__EXERCISE TASK__: For the data below, report the number of lines that contain the string "Susp" and nothing else.

__INPUT DATA__:
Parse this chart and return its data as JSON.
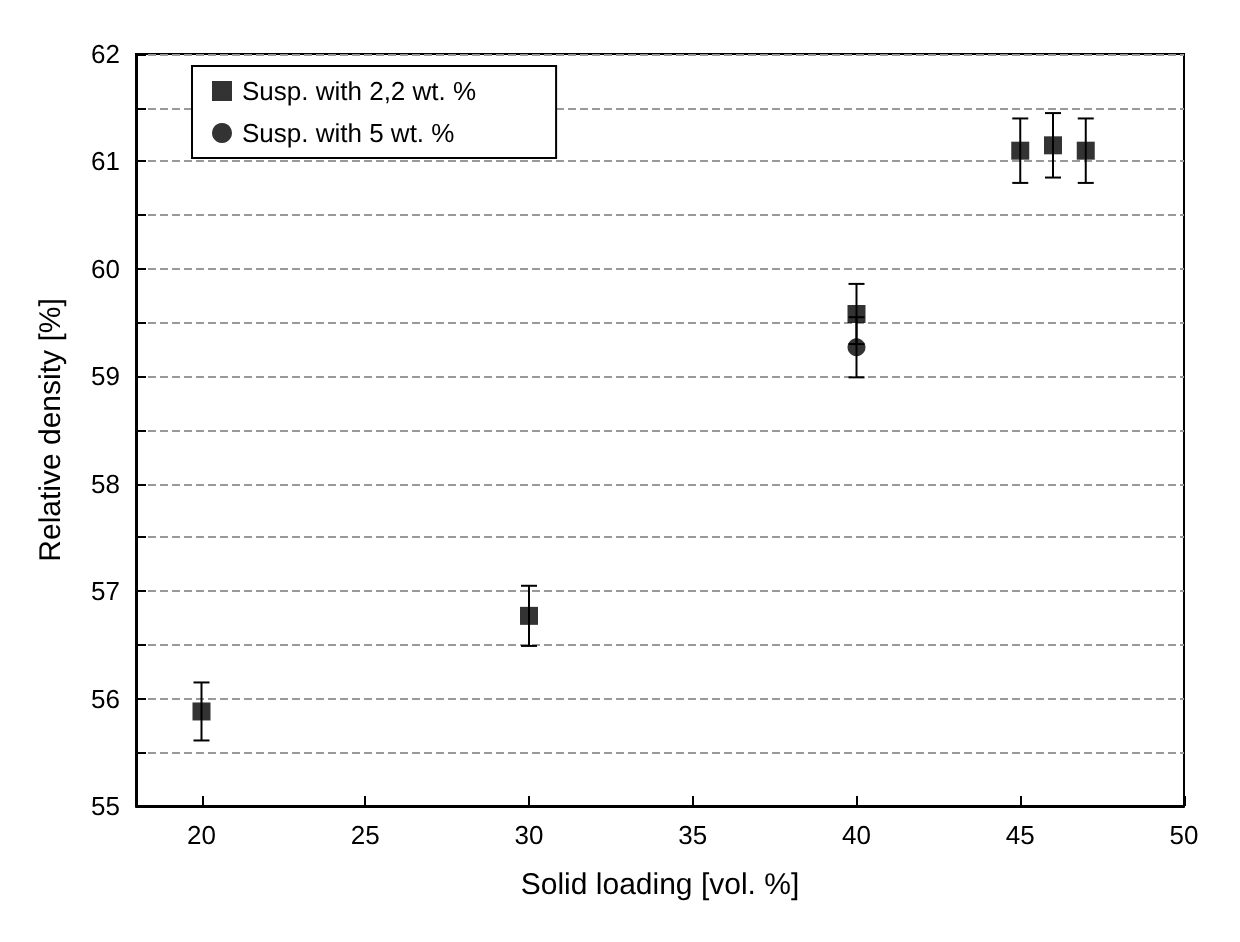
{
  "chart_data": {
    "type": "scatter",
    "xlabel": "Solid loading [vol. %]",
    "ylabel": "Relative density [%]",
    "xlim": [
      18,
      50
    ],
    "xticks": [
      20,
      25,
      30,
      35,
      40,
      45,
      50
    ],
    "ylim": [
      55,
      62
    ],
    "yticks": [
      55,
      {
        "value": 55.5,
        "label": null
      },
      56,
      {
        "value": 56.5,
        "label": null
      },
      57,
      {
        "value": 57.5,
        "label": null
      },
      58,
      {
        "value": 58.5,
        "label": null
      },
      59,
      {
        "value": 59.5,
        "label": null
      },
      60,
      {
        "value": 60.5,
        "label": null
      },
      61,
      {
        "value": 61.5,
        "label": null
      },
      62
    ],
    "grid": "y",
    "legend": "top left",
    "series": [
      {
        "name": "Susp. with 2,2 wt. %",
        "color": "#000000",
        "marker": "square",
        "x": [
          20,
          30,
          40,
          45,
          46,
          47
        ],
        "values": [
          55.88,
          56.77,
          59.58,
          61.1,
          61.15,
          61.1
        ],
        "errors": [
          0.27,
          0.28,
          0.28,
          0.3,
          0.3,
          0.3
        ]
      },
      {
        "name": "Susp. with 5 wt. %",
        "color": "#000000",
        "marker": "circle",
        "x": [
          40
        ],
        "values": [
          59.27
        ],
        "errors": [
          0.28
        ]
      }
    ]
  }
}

---

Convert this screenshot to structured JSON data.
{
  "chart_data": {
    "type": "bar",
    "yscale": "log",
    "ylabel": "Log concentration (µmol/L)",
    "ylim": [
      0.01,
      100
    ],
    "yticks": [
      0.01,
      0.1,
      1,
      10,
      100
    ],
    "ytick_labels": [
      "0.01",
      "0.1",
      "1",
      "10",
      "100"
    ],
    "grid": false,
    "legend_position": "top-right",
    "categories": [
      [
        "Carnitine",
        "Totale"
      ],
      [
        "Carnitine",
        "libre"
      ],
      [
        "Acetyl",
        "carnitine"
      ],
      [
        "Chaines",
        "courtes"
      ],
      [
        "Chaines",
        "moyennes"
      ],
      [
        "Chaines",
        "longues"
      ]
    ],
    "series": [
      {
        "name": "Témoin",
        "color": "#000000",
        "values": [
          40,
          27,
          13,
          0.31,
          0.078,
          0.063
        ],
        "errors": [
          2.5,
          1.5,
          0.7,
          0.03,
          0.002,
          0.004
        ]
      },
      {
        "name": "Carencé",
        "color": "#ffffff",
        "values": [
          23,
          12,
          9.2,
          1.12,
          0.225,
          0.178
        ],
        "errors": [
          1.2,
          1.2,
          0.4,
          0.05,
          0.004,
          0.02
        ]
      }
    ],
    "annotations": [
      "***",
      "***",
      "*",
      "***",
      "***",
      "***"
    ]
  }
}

---

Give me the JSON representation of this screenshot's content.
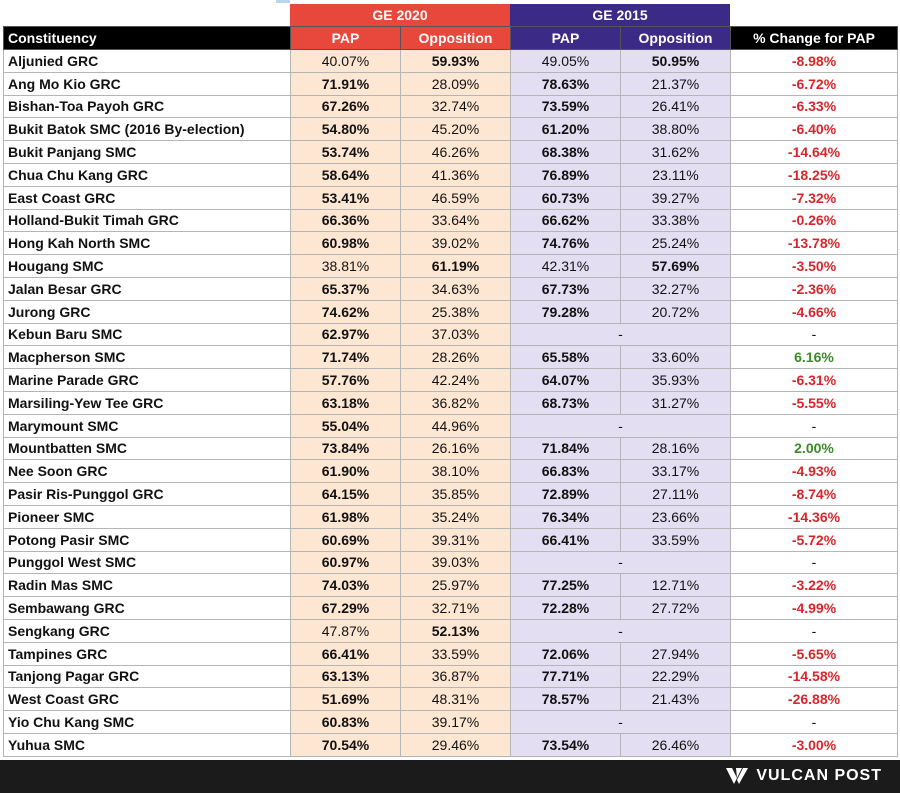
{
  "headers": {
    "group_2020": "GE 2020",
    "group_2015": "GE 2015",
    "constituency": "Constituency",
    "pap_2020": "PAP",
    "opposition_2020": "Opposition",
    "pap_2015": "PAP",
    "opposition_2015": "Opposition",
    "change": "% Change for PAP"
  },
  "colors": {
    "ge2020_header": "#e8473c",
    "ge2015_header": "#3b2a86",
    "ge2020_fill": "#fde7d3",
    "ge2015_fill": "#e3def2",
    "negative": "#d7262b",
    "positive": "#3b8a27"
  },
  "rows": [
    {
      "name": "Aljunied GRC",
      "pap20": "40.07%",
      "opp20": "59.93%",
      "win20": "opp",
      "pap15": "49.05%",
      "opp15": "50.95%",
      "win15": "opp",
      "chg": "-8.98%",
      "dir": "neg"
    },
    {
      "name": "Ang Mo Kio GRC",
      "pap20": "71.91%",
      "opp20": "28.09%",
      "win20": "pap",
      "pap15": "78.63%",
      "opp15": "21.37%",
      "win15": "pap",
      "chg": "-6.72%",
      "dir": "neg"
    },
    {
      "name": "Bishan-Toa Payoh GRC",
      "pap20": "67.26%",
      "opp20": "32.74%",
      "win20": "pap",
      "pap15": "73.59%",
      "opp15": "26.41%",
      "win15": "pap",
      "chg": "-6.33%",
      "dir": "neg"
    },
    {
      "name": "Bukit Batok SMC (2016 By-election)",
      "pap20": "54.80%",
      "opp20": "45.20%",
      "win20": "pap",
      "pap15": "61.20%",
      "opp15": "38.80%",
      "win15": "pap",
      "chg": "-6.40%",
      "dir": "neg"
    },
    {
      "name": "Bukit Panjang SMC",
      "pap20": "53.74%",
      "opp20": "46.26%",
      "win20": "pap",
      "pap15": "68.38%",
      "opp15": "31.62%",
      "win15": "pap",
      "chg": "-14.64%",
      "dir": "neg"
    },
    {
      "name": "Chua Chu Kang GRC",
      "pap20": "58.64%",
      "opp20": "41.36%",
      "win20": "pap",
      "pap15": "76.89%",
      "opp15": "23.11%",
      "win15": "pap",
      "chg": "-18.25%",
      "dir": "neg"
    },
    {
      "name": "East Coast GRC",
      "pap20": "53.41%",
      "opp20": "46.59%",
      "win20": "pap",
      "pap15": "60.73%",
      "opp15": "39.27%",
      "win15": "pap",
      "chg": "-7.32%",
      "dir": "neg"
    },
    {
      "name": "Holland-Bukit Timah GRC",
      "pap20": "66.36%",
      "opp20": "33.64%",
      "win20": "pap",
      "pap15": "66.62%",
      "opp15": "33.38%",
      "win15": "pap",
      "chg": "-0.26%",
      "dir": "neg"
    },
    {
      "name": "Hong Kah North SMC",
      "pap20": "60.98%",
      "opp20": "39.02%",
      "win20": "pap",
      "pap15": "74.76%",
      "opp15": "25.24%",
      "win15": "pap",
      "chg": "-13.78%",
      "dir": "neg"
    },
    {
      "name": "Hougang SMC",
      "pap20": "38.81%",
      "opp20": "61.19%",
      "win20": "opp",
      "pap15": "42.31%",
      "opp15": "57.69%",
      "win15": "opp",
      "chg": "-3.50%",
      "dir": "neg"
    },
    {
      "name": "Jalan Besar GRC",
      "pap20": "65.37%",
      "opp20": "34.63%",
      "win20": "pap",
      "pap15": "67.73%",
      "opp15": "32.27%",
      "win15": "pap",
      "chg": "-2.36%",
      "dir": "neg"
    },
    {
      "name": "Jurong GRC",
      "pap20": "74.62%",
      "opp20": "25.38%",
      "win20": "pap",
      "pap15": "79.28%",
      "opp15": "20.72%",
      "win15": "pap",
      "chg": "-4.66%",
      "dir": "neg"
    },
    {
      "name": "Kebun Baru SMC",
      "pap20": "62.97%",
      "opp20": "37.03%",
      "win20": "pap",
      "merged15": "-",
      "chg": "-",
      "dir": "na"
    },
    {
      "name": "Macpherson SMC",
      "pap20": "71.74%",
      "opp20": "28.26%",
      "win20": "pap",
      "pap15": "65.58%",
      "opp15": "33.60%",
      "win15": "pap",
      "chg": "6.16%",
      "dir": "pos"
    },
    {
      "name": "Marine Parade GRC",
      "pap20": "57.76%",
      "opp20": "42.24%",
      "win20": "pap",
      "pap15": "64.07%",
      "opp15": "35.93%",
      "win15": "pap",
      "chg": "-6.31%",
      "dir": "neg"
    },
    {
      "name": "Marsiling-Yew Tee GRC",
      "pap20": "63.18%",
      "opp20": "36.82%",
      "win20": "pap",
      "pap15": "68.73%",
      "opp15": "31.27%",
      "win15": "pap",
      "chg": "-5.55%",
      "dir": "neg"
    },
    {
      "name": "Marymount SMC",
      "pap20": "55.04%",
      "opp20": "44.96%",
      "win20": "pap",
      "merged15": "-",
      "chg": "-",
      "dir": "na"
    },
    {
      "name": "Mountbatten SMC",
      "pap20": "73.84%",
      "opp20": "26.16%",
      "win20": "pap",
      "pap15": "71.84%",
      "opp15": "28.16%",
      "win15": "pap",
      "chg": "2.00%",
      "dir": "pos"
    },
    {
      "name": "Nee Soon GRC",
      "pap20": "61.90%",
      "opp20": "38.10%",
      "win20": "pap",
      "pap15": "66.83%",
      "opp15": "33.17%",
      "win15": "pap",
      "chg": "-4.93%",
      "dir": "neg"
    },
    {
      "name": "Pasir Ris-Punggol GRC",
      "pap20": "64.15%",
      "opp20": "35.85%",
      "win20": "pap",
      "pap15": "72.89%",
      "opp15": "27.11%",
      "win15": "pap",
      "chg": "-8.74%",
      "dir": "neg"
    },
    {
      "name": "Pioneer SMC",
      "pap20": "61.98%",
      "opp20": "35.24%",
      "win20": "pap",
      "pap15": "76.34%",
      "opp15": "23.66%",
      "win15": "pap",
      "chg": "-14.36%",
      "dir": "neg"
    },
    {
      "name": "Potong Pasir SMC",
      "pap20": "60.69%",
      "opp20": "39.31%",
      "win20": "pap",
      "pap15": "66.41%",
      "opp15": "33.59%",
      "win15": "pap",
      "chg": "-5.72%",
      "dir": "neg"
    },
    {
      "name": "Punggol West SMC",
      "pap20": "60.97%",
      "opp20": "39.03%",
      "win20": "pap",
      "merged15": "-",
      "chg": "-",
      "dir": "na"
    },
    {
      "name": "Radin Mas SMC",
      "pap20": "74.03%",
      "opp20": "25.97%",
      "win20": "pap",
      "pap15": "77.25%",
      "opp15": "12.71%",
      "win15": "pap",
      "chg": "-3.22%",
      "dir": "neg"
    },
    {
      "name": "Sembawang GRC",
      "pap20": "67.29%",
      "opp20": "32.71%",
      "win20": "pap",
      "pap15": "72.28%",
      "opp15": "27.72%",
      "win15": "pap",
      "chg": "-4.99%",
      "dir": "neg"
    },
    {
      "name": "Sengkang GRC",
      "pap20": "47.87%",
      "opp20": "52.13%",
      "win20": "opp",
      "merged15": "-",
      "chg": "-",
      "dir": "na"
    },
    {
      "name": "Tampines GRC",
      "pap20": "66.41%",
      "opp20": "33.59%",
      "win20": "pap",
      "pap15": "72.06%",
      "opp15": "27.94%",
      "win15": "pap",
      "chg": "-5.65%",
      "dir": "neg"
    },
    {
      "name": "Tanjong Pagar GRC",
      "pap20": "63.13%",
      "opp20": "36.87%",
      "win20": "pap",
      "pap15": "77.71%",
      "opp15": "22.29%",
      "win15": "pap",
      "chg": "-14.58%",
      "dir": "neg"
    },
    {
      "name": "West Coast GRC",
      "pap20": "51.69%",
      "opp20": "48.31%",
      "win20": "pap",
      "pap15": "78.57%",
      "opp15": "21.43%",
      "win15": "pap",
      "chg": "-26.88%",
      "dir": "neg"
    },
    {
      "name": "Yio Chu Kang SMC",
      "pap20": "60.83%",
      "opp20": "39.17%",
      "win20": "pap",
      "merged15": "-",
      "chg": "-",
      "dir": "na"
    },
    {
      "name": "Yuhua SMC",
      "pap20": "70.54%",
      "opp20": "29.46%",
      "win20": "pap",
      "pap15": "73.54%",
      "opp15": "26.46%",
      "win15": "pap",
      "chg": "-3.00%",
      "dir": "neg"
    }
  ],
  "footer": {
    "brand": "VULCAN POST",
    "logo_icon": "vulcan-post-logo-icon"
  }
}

__EXERCISE SOLUTION__: 2